§ RECORDED DATA
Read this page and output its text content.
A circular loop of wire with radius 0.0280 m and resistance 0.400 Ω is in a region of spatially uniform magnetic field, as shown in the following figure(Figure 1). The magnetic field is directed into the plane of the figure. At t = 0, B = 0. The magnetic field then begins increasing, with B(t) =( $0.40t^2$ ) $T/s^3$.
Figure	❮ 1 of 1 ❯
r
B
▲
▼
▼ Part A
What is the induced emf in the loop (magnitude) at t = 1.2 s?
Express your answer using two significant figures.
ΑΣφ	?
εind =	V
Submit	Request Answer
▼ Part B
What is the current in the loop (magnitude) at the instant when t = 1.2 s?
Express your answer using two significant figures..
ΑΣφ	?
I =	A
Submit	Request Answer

§ EXERCISE
Every line that holds the string "Express" should be returned.

§ OUTPUT FOR THIS TASK
Express your answer using two significant figures.
Express your answer using two significant figures..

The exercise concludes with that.